Find each line with the word "text" and copy it.

Rows start

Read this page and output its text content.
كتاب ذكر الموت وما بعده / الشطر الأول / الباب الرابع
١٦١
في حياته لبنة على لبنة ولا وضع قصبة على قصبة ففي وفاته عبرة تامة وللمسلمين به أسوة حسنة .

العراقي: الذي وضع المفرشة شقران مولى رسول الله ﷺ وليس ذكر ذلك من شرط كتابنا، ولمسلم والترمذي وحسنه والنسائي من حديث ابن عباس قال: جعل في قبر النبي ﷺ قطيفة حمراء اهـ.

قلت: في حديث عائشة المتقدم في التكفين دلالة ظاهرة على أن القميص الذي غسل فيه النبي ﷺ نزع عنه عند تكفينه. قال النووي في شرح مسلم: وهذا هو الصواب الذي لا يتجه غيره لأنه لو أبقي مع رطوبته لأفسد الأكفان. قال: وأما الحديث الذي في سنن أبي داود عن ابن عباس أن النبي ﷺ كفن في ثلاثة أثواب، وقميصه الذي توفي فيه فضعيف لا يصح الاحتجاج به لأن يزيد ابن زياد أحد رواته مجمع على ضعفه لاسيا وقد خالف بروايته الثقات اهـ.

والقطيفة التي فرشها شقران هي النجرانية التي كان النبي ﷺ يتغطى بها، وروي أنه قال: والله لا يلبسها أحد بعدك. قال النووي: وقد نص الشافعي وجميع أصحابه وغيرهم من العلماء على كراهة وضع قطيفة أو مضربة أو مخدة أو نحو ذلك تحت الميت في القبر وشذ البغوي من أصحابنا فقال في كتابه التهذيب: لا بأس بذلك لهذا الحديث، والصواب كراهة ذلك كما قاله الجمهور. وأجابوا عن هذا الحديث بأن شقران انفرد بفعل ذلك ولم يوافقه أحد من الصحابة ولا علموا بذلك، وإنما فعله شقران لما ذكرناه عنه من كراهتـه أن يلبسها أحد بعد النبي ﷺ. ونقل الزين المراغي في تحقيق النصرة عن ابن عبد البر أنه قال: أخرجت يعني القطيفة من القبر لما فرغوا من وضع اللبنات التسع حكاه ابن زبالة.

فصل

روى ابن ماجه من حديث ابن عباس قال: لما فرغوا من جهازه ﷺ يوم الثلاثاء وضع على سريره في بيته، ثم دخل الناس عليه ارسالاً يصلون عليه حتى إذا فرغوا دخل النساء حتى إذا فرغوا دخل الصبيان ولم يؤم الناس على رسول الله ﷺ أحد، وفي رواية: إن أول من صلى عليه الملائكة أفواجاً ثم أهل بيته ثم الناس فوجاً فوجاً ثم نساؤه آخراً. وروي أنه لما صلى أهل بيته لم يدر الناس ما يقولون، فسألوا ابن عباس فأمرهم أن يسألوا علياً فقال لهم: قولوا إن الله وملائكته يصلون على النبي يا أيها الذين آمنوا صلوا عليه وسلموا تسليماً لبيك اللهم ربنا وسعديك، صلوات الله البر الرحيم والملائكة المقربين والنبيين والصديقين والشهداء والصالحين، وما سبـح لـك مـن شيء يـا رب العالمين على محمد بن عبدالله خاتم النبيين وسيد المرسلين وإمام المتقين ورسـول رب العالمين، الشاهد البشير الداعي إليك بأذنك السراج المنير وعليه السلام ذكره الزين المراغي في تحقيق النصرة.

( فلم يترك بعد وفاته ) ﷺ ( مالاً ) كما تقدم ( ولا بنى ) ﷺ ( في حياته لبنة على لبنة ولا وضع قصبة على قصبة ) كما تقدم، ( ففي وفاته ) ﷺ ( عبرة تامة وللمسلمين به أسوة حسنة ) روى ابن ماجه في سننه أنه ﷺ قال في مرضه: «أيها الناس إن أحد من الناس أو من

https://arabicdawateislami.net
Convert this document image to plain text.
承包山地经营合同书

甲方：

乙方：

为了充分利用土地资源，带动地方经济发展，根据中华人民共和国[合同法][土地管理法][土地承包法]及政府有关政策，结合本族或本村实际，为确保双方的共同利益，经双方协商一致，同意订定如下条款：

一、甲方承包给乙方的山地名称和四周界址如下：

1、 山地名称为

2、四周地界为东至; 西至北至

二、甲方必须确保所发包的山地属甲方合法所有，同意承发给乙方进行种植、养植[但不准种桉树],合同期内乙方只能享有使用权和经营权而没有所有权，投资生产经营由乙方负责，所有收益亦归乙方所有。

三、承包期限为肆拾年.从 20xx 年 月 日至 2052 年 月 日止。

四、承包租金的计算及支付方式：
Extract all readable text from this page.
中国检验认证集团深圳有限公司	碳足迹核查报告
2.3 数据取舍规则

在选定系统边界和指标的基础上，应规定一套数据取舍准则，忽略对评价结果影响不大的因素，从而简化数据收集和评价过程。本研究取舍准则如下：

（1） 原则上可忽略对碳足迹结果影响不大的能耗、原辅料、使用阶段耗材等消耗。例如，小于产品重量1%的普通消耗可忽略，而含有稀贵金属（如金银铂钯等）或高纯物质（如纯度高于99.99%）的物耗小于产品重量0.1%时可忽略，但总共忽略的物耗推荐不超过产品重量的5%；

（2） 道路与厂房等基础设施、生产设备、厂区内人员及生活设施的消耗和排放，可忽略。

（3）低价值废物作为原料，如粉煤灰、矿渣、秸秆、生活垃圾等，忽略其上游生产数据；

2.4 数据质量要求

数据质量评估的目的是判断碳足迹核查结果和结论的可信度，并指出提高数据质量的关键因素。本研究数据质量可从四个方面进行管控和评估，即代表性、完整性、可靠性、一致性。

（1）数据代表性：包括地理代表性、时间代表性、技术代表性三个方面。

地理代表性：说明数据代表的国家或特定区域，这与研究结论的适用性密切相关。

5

Rows end

*Response*:
Read this page and output its text content.
Convert this document image to plain text.
Extract all readable text from this page.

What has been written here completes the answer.